(Saved entries)
# # # # #
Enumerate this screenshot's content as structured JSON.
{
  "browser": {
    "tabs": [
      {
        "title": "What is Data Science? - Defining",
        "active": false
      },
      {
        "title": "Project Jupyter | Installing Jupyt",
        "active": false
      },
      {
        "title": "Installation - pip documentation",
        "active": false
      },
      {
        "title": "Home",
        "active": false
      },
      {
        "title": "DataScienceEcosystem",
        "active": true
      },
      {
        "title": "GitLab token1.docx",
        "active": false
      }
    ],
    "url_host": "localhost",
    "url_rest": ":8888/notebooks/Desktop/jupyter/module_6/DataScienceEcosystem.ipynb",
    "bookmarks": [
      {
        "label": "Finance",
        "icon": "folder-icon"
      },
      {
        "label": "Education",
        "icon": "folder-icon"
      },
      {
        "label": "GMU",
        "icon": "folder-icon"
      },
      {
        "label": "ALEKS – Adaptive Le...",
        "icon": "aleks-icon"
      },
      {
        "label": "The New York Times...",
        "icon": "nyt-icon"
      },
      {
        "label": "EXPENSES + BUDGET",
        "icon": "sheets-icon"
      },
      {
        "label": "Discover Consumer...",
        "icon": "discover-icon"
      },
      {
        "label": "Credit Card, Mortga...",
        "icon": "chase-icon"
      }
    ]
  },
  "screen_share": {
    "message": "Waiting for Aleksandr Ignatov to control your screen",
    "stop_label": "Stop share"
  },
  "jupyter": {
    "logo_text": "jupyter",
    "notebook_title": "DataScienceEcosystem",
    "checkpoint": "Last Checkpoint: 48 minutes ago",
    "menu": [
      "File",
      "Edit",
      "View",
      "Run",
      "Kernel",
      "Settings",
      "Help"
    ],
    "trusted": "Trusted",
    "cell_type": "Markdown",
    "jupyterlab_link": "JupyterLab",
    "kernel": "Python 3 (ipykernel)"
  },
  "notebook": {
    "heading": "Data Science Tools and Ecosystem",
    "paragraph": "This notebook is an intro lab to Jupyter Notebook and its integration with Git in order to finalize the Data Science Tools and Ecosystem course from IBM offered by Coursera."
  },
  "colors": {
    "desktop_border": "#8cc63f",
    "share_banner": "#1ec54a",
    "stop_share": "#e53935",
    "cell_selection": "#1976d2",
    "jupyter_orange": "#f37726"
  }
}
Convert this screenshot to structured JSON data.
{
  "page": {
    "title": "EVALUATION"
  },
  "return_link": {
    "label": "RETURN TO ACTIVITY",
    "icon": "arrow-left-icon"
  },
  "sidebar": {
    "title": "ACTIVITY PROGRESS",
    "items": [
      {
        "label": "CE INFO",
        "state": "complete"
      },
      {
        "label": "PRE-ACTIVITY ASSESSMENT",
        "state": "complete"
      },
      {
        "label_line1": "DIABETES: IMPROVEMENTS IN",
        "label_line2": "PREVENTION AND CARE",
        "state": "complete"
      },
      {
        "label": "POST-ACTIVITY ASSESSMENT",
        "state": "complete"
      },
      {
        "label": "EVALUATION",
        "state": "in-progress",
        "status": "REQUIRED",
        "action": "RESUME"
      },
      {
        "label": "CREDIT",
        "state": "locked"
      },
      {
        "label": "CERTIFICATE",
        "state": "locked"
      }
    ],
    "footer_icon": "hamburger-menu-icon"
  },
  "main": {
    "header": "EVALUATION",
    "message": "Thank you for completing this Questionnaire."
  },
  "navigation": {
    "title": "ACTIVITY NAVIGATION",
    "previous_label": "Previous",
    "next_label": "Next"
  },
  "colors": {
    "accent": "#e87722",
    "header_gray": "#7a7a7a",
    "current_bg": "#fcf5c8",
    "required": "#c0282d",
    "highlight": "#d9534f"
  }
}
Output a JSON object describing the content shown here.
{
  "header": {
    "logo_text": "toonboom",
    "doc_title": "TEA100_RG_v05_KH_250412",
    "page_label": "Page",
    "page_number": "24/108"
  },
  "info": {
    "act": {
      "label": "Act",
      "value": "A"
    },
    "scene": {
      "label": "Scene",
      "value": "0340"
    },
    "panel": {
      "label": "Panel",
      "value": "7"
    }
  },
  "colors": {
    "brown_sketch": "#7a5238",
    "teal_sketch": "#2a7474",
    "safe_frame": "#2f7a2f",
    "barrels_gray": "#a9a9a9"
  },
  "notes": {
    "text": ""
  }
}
# # # # #
▸ **Given request**:
All of the entries must be written out exactly as they stand.

▸ **Worked solution**:
Enumerate this screenshot's content as structured JSON.
{
  "browser": {
    "tabs": [
      {
        "title": "What is Data Science? - Defining",
        "active": false
      },
      {
        "title": "Project Jupyter | Installing Jupyt",
        "active": false
      },
      {
        "title": "Installation - pip documentation",
        "active": false
      },
      {
        "title": "Home",
        "active": false
      },
      {
        "title": "DataScienceEcosystem",
        "active": true
      },
      {
        "title": "GitLab token1.docx",
        "active": false
      }
    ],
    "url_host": "localhost",
    "url_rest": ":8888/notebooks/Desktop/jupyter/module_6/DataScienceEcosystem.ipynb",
    "bookmarks": [
      {
        "label": "Finance",
        "icon": "folder-icon"
      },
      {
        "label": "Education",
        "icon": "folder-icon"
      },
      {
        "label": "GMU",
        "icon": "folder-icon"
      },
      {
        "label": "ALEKS – Adaptive Le...",
        "icon": "aleks-icon"
      },
      {
        "label": "The New York Times...",
        "icon": "nyt-icon"
      },
      {
        "label": "EXPENSES + BUDGET",
        "icon": "sheets-icon"
      },
      {
        "label": "Discover Consumer...",
        "icon": "discover-icon"
      },
      {
        "label": "Credit Card, Mortga...",
        "icon": "chase-icon"
      }
    ]
  },
  "screen_share": {
    "message": "Waiting for Aleksandr Ignatov to control your screen",
    "stop_label": "Stop share"
  },
  "jupyter": {
    "logo_text": "jupyter",
    "notebook_title": "DataScienceEcosystem",
    "checkpoint": "Last Checkpoint: 48 minutes ago",
    "menu": [
      "File",
      "Edit",
      "View",
      "Run",
      "Kernel",
      "Settings",
      "Help"
    ],
    "trusted": "Trusted",
    "cell_type": "Markdown",
    "jupyterlab_link": "JupyterLab",
    "kernel": "Python 3 (ipykernel)"
  },
  "notebook": {
    "heading": "Data Science Tools and Ecosystem",
    "paragraph": "This notebook is an intro lab to Jupyter Notebook and its integration with Git in order to finalize the Data Science Tools and Ecosystem course from IBM offered by Coursera."
  },
  "colors": {
    "desktop_border": "#8cc63f",
    "share_banner": "#1ec54a",
    "stop_share": "#e53935",
    "cell_selection": "#1976d2",
    "jupyter_orange": "#f37726"
  }
}
Convert this screenshot to structured JSON data.
{
  "page": {
    "title": "EVALUATION"
  },
  "return_link": {
    "label": "RETURN TO ACTIVITY",
    "icon": "arrow-left-icon"
  },
  "sidebar": {
    "title": "ACTIVITY PROGRESS",
    "items": [
      {
        "label": "CE INFO",
        "state": "complete"
      },
      {
        "label": "PRE-ACTIVITY ASSESSMENT",
        "state": "complete"
      },
      {
        "label_line1": "DIABETES: IMPROVEMENTS IN",
        "label_line2": "PREVENTION AND CARE",
        "state": "complete"
      },
      {
        "label": "POST-ACTIVITY ASSESSMENT",
        "state": "complete"
      },
      {
        "label": "EVALUATION",
        "state": "in-progress",
        "status": "REQUIRED",
        "action": "RESUME"
      },
      {
        "label": "CREDIT",
        "state": "locked"
      },
      {
        "label": "CERTIFICATE",
        "state": "locked"
      }
    ],
    "footer_icon": "hamburger-menu-icon"
  },
  "main": {
    "header": "EVALUATION",
    "message": "Thank you for completing this Questionnaire."
  },
  "navigation": {
    "title": "ACTIVITY NAVIGATION",
    "previous_label": "Previous",
    "next_label": "Next"
  },
  "colors": {
    "accent": "#e87722",
    "header_gray": "#7a7a7a",
    "current_bg": "#fcf5c8",
    "required": "#c0282d",
    "highlight": "#d9534f"
  }
}
Output a JSON object describing the content shown here.
{
  "header": {
    "logo_text": "toonboom",
    "doc_title": "TEA100_RG_v05_KH_250412",
    "page_label": "Page",
    "page_number": "24/108"
  },
  "info": {
    "act": {
      "label": "Act",
      "value": "A"
    },
    "scene": {
      "label": "Scene",
      "value": "0340"
    },
    "panel": {
      "label": "Panel",
      "value": "7"
    }
  },
  "colors": {
    "brown_sketch": "#7a5238",
    "teal_sketch": "#2a7474",
    "safe_frame": "#2f7a2f",
    "barrels_gray": "#a9a9a9"
  },
  "notes": {
    "text": ""
  }
}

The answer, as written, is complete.